§ What the task requires
Could every line of the data be printed exactly as it reads?

-- start Records to use --

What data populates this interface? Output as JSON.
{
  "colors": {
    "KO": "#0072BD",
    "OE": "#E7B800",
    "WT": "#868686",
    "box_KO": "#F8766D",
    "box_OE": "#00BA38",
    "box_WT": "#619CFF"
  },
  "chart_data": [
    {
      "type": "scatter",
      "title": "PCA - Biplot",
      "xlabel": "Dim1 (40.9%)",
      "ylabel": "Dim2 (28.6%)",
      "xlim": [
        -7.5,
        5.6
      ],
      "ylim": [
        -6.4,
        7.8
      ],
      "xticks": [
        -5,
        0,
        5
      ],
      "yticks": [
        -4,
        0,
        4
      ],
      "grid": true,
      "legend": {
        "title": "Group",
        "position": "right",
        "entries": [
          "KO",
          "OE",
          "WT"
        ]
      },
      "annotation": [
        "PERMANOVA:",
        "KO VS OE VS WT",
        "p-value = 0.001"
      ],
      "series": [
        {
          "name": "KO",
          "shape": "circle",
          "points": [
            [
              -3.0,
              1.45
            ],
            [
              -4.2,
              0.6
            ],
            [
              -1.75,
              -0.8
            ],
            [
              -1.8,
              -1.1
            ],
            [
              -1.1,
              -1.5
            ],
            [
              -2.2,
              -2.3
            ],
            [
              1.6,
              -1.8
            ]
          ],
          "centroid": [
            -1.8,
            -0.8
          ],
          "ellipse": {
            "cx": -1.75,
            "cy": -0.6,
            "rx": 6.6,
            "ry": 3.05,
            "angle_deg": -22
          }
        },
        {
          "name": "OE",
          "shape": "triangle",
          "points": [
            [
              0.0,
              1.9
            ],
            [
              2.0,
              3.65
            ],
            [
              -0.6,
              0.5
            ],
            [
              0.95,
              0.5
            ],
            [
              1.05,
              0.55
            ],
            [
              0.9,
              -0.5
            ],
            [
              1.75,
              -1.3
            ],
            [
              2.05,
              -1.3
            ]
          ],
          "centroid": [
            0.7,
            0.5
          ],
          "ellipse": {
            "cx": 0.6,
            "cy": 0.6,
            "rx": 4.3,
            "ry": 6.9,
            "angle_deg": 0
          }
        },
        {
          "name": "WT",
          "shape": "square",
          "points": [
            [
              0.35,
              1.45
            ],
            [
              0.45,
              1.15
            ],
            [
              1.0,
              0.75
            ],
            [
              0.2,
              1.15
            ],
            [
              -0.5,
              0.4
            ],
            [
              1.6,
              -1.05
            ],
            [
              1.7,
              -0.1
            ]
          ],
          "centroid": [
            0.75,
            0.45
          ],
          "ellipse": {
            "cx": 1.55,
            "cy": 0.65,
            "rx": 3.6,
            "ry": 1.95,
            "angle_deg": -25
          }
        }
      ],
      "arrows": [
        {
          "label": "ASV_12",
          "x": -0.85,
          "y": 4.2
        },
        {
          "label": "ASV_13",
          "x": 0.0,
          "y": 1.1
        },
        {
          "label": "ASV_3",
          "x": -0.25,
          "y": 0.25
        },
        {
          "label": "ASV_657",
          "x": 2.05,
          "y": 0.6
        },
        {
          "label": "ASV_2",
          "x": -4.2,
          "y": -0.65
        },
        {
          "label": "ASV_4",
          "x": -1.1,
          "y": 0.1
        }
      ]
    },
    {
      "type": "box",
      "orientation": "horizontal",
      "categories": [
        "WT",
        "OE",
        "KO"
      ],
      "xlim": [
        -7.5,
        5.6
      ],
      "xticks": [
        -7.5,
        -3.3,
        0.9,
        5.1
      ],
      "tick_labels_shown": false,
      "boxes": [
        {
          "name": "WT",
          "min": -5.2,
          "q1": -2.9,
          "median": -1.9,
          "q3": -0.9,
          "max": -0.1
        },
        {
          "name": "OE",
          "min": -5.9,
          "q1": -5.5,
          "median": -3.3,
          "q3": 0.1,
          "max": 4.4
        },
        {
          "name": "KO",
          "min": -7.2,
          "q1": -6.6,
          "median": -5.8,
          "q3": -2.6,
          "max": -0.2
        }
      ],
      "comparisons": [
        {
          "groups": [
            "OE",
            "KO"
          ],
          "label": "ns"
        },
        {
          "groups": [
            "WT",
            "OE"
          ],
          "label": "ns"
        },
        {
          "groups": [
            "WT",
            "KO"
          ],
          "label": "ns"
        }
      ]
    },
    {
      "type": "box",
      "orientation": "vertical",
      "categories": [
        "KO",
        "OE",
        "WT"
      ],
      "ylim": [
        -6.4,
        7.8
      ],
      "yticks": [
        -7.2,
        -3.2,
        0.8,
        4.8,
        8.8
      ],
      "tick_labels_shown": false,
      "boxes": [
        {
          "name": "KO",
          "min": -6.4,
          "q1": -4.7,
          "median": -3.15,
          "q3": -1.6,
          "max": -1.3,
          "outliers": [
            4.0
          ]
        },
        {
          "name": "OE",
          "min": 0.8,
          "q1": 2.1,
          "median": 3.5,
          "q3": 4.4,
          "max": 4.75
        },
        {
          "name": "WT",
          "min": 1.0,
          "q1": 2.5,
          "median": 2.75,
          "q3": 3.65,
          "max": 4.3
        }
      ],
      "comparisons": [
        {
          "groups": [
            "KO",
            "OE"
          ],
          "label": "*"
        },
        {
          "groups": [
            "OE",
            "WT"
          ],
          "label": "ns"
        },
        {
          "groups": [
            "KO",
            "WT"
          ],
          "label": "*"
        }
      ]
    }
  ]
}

-- end Records to use --

§ Exercise output
What data populates this interface? Output as JSON.
{
  "colors": {
    "KO": "#0072BD",
    "OE": "#E7B800",
    "WT": "#868686",
    "box_KO": "#F8766D",
    "box_OE": "#00BA38",
    "box_WT": "#619CFF"
  },
  "chart_data": [
    {
      "type": "scatter",
      "title": "PCA - Biplot",
      "xlabel": "Dim1 (40.9%)",
      "ylabel": "Dim2 (28.6%)",
      "xlim": [
        -7.5,
        5.6
      ],
      "ylim": [
        -6.4,
        7.8
      ],
      "xticks": [
        -5,
        0,
        5
      ],
      "yticks": [
        -4,
        0,
        4
      ],
      "grid": true,
      "legend": {
        "title": "Group",
        "position": "right",
        "entries": [
          "KO",
          "OE",
          "WT"
        ]
      },
      "annotation": [
        "PERMANOVA:",
        "KO VS OE VS WT",
        "p-value = 0.001"
      ],
      "series": [
        {
          "name": "KO",
          "shape": "circle",
          "points": [
            [
              -3.0,
              1.45
            ],
            [
              -4.2,
              0.6
            ],
            [
              -1.75,
              -0.8
            ],
            [
              -1.8,
              -1.1
            ],
            [
              -1.1,
              -1.5
            ],
            [
              -2.2,
              -2.3
            ],
            [
              1.6,
              -1.8
            ]
          ],
          "centroid": [
            -1.8,
            -0.8
          ],
          "ellipse": {
            "cx": -1.75,
            "cy": -0.6,
            "rx": 6.6,
            "ry": 3.05,
            "angle_deg": -22
          }
        },
        {
          "name": "OE",
          "shape": "triangle",
          "points": [
            [
              0.0,
              1.9
            ],
            [
              2.0,
              3.65
            ],
            [
              -0.6,
              0.5
            ],
            [
              0.95,
              0.5
            ],
            [
              1.05,
              0.55
            ],
            [
              0.9,
              -0.5
            ],
            [
              1.75,
              -1.3
            ],
            [
              2.05,
              -1.3
            ]
          ],
          "centroid": [
            0.7,
            0.5
          ],
          "ellipse": {
            "cx": 0.6,
            "cy": 0.6,
            "rx": 4.3,
            "ry": 6.9,
            "angle_deg": 0
          }
        },
        {
          "name": "WT",
          "shape": "square",
          "points": [
            [
              0.35,
              1.45
            ],
            [
              0.45,
              1.15
            ],
            [
              1.0,
              0.75
            ],
            [
              0.2,
              1.15
            ],
            [
              -0.5,
              0.4
            ],
            [
              1.6,
              -1.05
            ],
            [
              1.7,
              -0.1
            ]
          ],
          "centroid": [
            0.75,
            0.45
          ],
          "ellipse": {
            "cx": 1.55,
            "cy": 0.65,
            "rx": 3.6,
            "ry": 1.95,
            "angle_deg": -25
          }
        }
      ],
      "arrows": [
        {
          "label": "ASV_12",
          "x": -0.85,
          "y": 4.2
        },
        {
          "label": "ASV_13",
          "x": 0.0,
          "y": 1.1
        },
        {
          "label": "ASV_3",
          "x": -0.25,
          "y": 0.25
        },
        {
          "label": "ASV_657",
          "x": 2.05,
          "y": 0.6
        },
        {
          "label": "ASV_2",
          "x": -4.2,
          "y": -0.65
        },
        {
          "label": "ASV_4",
          "x": -1.1,
          "y": 0.1
        }
      ]
    },
    {
      "type": "box",
      "orientation": "horizontal",
      "categories": [
        "WT",
        "OE",
        "KO"
      ],
      "xlim": [
        -7.5,
        5.6
      ],
      "xticks": [
        -7.5,
        -3.3,
        0.9,
        5.1
      ],
      "tick_labels_shown": false,
      "boxes": [
        {
          "name": "WT",
          "min": -5.2,
          "q1": -2.9,
          "median": -1.9,
          "q3": -0.9,
          "max": -0.1
        },
        {
          "name": "OE",
          "min": -5.9,
          "q1": -5.5,
          "median": -3.3,
          "q3": 0.1,
          "max": 4.4
        },
        {
          "name": "KO",
          "min": -7.2,
          "q1": -6.6,
          "median": -5.8,
          "q3": -2.6,
          "max": -0.2
        }
      ],
      "comparisons": [
        {
          "groups": [
            "OE",
            "KO"
          ],
          "label": "ns"
        },
        {
          "groups": [
            "WT",
            "OE"
          ],
          "label": "ns"
        },
        {
          "groups": [
            "WT",
            "KO"
          ],
          "label": "ns"
        }
      ]
    },
    {
      "type": "box",
      "orientation": "vertical",
      "categories": [
        "KO",
        "OE",
        "WT"
      ],
      "ylim": [
        -6.4,
        7.8
      ],
      "yticks": [
        -7.2,
        -3.2,
        0.8,
        4.8,
        8.8
      ],
      "tick_labels_shown": false,
      "boxes": [
        {
          "name": "KO",
          "min": -6.4,
          "q1": -4.7,
          "median": -3.15,
          "q3": -1.6,
          "max": -1.3,
          "outliers": [
            4.0
          ]
        },
        {
          "name": "OE",
          "min": 0.8,
          "q1": 2.1,
          "median": 3.5,
          "q3": 4.4,
          "max": 4.75
        },
        {
          "name": "WT",
          "min": 1.0,
          "q1": 2.5,
          "median": 2.75,
          "q3": 3.65,
          "max": 4.3
        }
      ],
      "comparisons": [
        {
          "groups": [
            "KO",
            "OE"
          ],
          "label": "*"
        },
        {
          "groups": [
            "OE",
            "WT"
          ],
          "label": "ns"
        },
        {
          "groups": [
            "KO",
            "WT"
          ],
          "label": "*"
        }
      ]
    }
  ]
}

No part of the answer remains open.